[Do this]: Output exactly the lines between the line that contains "Enumerate this screenshot's" and the last line of the material, counting both.

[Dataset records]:
•••••
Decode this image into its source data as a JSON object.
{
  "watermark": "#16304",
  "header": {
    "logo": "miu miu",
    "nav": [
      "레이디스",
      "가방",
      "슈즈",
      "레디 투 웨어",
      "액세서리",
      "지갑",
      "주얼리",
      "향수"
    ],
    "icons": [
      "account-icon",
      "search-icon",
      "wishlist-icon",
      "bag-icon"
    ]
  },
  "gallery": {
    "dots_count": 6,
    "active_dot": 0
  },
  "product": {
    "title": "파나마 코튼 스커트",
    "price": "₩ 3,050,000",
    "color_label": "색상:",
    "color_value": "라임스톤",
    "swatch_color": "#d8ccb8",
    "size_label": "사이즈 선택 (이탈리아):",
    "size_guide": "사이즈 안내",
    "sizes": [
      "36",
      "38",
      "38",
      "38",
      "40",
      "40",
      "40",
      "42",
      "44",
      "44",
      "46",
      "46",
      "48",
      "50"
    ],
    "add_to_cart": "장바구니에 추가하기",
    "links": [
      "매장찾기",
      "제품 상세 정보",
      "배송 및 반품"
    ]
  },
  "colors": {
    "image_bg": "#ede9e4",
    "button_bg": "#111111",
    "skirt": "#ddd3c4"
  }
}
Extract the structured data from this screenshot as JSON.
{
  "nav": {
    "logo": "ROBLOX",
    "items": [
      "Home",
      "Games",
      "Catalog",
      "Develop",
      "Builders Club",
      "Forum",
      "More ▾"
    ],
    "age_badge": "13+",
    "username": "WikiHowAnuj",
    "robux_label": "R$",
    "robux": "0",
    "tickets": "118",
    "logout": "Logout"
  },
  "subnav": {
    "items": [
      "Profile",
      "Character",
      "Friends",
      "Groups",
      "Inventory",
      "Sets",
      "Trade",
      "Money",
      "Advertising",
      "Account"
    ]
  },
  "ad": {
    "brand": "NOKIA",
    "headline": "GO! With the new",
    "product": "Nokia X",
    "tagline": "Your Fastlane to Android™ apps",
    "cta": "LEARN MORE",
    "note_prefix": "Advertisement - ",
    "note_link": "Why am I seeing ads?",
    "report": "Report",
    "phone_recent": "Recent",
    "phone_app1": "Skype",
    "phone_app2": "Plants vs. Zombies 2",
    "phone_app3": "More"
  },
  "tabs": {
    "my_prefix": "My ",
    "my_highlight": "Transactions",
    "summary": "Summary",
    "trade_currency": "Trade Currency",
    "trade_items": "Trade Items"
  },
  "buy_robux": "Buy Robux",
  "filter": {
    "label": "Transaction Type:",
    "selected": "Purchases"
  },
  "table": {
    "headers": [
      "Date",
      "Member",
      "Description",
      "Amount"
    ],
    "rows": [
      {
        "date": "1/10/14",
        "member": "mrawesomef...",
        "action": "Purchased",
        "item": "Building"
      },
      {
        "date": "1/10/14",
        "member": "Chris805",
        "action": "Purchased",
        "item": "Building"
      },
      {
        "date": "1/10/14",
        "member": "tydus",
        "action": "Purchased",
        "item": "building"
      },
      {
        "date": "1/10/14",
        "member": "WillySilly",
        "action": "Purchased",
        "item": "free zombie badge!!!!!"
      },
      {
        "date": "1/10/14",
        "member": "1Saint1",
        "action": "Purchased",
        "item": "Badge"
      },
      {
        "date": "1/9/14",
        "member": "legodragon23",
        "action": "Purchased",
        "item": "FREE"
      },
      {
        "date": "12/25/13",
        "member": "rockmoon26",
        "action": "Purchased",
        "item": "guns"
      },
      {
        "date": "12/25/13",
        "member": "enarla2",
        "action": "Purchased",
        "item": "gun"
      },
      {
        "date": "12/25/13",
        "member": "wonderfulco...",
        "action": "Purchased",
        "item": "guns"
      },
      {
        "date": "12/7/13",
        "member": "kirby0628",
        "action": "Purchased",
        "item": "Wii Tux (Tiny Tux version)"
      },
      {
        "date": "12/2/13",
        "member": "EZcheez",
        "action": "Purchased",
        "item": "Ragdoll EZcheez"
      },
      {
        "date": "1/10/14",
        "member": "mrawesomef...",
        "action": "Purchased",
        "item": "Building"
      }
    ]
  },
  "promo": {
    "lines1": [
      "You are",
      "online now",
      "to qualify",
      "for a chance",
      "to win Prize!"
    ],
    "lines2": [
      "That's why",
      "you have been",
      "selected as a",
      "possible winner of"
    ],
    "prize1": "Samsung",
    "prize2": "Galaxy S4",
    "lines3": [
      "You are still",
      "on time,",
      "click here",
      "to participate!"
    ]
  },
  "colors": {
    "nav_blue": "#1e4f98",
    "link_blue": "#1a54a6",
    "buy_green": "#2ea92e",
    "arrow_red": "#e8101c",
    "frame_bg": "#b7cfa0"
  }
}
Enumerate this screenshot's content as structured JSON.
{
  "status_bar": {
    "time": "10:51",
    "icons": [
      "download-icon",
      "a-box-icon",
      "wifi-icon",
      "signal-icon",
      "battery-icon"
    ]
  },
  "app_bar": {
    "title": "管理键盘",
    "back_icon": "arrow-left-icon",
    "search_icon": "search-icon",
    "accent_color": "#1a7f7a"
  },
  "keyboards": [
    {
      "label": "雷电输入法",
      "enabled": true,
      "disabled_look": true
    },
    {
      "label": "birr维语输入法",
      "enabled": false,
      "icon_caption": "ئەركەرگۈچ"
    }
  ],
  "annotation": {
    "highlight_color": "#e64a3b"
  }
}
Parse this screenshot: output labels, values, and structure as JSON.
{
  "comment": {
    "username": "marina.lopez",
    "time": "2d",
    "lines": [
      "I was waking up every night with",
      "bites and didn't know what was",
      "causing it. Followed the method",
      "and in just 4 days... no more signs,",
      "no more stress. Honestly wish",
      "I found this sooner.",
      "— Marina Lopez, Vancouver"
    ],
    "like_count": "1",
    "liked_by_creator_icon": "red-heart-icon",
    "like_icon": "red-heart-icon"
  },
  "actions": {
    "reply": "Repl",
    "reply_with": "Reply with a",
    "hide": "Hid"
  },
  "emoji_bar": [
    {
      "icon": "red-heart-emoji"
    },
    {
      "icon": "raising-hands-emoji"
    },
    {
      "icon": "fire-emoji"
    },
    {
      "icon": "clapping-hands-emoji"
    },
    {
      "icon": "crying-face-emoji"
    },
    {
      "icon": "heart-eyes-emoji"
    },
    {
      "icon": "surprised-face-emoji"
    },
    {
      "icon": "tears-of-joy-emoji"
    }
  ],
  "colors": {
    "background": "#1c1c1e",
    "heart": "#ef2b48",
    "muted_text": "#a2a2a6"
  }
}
•••••
[Output for this task]:
Enumerate this screenshot's content as structured JSON.
{
  "status_bar": {
    "time": "10:51",
    "icons": [
      "download-icon",
      "a-box-icon",
      "wifi-icon",
      "signal-icon",
      "battery-icon"
    ]
  },
  "app_bar": {
    "title": "管理键盘",
    "back_icon": "arrow-left-icon",
    "search_icon": "search-icon",
    "accent_color": "#1a7f7a"
  },
  "keyboards": [
    {
      "label": "雷电输入法",
      "enabled": true,
      "disabled_look": true
    },
    {
      "label": "birr维语输入法",
      "enabled": false,
      "icon_caption": "ئەركەرگۈچ"
    }
  ],
  "annotation": {
    "highlight_color": "#e64a3b"
  }
}
Parse this screenshot: output labels, values, and structure as JSON.
{
  "comment": {
    "username": "marina.lopez",
    "time": "2d",
    "lines": [
      "I was waking up every night with",
      "bites and didn't know what was",
      "causing it. Followed the method",
      "and in just 4 days... no more signs,",
      "no more stress. Honestly wish",
      "I found this sooner.",
      "— Marina Lopez, Vancouver"
    ],
    "like_count": "1",
    "liked_by_creator_icon": "red-heart-icon",
    "like_icon": "red-heart-icon"
  },
  "actions": {
    "reply": "Repl",
    "reply_with": "Reply with a",
    "hide": "Hid"
  },
  "emoji_bar": [
    {
      "icon": "red-heart-emoji"
    },
    {
      "icon": "raising-hands-emoji"
    },
    {
      "icon": "fire-emoji"
    },
    {
      "icon": "clapping-hands-emoji"
    },
    {
      "icon": "crying-face-emoji"
    },
    {
      "icon": "heart-eyes-emoji"
    },
    {
      "icon": "surprised-face-emoji"
    },
    {
      "icon": "tears-of-joy-emoji"
    }
  ],
  "colors": {
    "background": "#1c1c1e",
    "heart": "#ef2b48",
    "muted_text": "#a2a2a6"
  }
}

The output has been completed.